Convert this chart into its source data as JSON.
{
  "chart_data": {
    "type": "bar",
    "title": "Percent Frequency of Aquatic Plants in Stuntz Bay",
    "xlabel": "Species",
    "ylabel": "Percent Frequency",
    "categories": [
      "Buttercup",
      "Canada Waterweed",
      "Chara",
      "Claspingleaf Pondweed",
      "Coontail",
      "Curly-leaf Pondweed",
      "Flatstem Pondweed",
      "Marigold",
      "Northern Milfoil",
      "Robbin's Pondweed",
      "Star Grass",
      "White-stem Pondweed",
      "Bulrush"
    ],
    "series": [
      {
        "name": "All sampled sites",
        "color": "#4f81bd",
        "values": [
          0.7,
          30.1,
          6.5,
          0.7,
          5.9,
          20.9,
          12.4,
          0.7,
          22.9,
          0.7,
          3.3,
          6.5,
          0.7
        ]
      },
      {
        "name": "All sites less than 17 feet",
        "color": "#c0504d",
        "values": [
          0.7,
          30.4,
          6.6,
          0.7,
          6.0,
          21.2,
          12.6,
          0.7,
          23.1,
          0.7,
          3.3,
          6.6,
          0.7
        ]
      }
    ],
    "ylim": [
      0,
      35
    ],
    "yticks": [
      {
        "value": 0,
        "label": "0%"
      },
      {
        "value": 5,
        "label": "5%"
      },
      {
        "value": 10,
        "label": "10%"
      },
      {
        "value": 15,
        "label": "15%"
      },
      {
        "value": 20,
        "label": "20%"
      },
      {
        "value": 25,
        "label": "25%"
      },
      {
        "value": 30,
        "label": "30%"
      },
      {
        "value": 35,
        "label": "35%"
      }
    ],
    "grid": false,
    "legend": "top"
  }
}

Exercise directions: Give the count of lines in the records that contain "sites", and no other text.

Output for this task: 2